Exercise directions: Using the listing below, extract each line that has the word "CLEAR" in it.

Data in this exercise:
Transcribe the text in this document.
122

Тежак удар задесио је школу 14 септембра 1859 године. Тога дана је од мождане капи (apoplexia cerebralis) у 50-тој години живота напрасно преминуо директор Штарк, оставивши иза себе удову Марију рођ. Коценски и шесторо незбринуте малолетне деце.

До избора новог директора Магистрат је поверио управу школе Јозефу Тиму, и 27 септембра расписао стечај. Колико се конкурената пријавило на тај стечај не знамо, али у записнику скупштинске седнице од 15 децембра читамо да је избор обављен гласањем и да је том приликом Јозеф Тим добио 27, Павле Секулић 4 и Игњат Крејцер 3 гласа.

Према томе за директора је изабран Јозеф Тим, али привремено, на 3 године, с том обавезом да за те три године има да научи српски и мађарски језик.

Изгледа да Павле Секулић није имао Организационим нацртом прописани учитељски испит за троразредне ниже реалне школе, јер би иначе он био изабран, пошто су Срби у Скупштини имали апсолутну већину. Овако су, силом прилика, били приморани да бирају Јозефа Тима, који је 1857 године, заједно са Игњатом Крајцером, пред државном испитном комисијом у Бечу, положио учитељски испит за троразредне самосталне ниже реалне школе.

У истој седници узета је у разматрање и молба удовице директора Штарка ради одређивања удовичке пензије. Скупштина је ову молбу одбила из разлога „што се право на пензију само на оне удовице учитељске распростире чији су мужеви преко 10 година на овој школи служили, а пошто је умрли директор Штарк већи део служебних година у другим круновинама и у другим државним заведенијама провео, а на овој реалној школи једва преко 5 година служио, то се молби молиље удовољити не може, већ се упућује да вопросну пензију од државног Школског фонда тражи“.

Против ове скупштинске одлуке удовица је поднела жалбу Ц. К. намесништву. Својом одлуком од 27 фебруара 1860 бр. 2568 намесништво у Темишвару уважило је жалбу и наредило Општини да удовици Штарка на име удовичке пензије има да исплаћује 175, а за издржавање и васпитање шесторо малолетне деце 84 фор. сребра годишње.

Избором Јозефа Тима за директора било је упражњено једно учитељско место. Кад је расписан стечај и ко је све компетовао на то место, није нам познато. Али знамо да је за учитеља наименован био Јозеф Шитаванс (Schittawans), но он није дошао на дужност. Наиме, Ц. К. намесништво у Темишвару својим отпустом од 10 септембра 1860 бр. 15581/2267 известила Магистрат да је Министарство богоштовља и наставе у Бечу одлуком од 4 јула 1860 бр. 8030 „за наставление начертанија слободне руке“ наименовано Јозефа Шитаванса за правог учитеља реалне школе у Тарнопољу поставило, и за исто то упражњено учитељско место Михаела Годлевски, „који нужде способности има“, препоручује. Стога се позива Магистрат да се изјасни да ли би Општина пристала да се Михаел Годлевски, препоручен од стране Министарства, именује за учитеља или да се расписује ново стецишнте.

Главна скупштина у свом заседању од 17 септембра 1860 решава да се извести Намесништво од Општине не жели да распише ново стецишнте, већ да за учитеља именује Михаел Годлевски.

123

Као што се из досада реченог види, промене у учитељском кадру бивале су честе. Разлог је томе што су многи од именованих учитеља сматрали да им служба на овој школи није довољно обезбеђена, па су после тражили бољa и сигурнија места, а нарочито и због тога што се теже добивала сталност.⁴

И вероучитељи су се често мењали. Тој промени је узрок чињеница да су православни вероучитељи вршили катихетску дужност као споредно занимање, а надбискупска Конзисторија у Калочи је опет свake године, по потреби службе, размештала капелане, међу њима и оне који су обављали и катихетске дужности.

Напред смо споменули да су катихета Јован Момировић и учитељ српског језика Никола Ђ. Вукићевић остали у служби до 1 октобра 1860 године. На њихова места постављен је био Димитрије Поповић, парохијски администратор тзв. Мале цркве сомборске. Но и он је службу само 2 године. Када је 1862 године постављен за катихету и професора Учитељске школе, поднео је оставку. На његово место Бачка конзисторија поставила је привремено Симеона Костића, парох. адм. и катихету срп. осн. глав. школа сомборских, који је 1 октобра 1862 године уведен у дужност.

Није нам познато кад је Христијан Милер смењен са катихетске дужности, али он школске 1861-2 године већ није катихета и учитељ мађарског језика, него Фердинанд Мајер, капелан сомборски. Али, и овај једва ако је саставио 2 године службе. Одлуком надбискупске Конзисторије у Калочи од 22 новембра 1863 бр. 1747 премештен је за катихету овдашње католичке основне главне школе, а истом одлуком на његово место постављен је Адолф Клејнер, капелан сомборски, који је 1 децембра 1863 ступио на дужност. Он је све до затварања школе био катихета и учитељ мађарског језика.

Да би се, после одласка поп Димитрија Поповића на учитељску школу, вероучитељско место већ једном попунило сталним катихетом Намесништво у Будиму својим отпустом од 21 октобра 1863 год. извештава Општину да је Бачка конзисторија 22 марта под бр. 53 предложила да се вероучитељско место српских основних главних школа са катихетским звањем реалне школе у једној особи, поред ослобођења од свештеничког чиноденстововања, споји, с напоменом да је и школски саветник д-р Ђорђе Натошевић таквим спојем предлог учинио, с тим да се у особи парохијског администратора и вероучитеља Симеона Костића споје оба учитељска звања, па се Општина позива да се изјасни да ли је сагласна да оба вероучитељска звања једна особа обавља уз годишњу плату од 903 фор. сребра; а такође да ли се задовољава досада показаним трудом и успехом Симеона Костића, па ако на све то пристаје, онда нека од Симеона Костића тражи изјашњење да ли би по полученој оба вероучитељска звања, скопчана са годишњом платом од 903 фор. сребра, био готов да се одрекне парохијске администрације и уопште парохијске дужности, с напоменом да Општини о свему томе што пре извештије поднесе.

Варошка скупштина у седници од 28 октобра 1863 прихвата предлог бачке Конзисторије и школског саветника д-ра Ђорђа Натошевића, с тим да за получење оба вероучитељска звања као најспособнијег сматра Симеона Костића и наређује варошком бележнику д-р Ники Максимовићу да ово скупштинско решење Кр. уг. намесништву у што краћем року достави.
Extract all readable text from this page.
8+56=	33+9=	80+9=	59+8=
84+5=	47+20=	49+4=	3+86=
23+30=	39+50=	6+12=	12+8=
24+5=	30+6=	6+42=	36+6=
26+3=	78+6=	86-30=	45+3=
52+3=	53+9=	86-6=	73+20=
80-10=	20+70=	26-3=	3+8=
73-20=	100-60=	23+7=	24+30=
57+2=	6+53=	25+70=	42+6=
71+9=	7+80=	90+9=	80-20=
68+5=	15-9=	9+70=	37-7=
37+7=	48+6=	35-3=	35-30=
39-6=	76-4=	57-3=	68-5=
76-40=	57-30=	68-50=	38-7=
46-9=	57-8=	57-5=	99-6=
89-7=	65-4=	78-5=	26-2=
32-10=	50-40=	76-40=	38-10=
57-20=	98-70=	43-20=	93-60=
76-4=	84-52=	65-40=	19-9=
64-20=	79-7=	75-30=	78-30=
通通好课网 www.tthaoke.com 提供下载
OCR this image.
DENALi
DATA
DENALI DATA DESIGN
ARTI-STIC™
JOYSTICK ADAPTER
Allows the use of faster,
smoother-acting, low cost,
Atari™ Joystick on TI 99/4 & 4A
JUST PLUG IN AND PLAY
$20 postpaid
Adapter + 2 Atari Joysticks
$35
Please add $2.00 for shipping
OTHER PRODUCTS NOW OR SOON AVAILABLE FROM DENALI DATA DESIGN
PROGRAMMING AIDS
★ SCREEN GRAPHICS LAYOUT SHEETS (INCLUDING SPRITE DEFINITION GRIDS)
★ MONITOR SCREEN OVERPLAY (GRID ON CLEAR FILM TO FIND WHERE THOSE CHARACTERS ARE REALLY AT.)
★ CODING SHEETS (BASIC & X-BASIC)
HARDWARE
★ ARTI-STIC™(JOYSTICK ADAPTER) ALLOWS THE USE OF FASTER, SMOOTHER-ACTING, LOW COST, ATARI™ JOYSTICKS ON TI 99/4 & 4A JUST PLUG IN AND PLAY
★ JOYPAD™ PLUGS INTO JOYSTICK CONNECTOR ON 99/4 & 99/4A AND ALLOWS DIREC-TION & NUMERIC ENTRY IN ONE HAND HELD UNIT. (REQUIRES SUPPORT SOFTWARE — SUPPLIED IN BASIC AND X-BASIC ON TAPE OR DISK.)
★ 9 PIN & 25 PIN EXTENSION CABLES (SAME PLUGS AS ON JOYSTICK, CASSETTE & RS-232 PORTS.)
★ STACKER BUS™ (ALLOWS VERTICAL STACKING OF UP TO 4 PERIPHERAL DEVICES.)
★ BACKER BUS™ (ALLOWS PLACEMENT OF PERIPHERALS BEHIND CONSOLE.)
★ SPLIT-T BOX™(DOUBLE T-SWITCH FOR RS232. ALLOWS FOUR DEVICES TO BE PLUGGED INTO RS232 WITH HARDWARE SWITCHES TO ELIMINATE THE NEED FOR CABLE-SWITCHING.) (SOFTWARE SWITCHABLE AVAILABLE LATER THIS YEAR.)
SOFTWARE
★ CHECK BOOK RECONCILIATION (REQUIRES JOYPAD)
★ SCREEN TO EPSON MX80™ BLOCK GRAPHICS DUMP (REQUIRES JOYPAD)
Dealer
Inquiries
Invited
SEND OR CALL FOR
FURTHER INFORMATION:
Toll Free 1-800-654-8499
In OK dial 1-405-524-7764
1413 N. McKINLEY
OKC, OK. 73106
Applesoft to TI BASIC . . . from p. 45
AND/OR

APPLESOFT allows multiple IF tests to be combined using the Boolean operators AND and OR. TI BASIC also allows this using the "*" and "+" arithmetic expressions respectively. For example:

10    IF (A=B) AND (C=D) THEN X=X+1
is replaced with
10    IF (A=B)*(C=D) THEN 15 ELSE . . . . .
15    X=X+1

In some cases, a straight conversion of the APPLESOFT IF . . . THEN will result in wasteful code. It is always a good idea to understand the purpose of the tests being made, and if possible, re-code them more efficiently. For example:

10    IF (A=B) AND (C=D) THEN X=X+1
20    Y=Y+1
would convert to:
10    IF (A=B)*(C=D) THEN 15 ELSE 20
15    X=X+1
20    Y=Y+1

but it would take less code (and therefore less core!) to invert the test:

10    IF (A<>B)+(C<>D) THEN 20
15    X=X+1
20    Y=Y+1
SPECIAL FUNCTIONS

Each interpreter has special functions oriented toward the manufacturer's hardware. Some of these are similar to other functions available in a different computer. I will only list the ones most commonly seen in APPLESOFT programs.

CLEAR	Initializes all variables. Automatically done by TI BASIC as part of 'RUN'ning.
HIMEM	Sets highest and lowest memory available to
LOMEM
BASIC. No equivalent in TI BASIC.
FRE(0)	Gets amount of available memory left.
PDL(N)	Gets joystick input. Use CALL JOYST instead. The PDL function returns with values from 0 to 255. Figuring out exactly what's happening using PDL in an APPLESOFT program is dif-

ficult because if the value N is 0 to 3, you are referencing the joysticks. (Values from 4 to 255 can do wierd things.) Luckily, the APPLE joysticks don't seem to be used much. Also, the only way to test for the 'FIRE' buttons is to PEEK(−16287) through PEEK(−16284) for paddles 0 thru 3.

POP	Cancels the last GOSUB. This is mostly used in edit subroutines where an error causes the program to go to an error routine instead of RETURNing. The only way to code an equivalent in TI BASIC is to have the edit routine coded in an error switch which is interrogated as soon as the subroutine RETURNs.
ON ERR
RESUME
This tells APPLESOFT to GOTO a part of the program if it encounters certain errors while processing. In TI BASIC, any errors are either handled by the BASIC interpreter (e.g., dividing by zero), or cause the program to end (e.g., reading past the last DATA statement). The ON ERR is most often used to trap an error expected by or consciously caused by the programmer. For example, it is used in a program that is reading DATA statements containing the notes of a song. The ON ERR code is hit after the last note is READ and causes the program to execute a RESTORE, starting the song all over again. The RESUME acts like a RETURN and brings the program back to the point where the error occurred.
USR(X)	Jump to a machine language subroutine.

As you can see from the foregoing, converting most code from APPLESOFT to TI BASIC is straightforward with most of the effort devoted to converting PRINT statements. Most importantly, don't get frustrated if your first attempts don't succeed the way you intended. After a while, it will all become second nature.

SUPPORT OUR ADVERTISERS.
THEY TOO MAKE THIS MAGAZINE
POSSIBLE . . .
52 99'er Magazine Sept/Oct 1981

Solution:
★ MONITOR SCREEN OVERPLAY (GRID ON CLEAR FILM TO FIND WHERE THOSE CHARACTERS ARE REALLY AT.)
CLEAR	Initializes all variables. Automatically done by TI BASIC as part of 'RUN'ning.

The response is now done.